== Exercise material

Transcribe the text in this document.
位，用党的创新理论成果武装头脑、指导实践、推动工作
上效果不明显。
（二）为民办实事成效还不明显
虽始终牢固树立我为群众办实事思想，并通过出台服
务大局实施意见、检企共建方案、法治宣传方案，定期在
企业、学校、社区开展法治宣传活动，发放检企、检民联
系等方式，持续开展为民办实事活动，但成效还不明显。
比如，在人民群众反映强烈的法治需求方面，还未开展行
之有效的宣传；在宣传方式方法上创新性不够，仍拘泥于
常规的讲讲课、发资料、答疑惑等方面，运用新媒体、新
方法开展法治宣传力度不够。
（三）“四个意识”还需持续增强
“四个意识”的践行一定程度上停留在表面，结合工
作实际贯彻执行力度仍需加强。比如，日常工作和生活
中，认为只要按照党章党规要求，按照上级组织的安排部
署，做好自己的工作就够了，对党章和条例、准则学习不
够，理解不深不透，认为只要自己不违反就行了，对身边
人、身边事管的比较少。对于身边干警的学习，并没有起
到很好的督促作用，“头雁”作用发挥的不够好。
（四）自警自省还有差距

====

__Goal of the exercise__
Write out all the records above again, exactly as they stand.

__Final answer__
Transcribe the text in this document.
位，用党的创新理论成果武装头脑、指导实践、推动工作
上效果不明显。
（二）为民办实事成效还不明显
虽始终牢固树立我为群众办实事思想，并通过出台服
务大局实施意见、检企共建方案、法治宣传方案，定期在
企业、学校、社区开展法治宣传活动，发放检企、检民联
系等方式，持续开展为民办实事活动，但成效还不明显。
比如，在人民群众反映强烈的法治需求方面，还未开展行
之有效的宣传；在宣传方式方法上创新性不够，仍拘泥于
常规的讲讲课、发资料、答疑惑等方面，运用新媒体、新
方法开展法治宣传力度不够。
（三）“四个意识”还需持续增强
“四个意识”的践行一定程度上停留在表面，结合工
作实际贯彻执行力度仍需加强。比如，日常工作和生活
中，认为只要按照党章党规要求，按照上级组织的安排部
署，做好自己的工作就够了，对党章和条例、准则学习不
够，理解不深不透，认为只要自己不违反就行了，对身边
人、身边事管的比较少。对于身边干警的学习，并没有起
到很好的督促作用，“头雁”作用发挥的不够好。
（四）自警自省还有差距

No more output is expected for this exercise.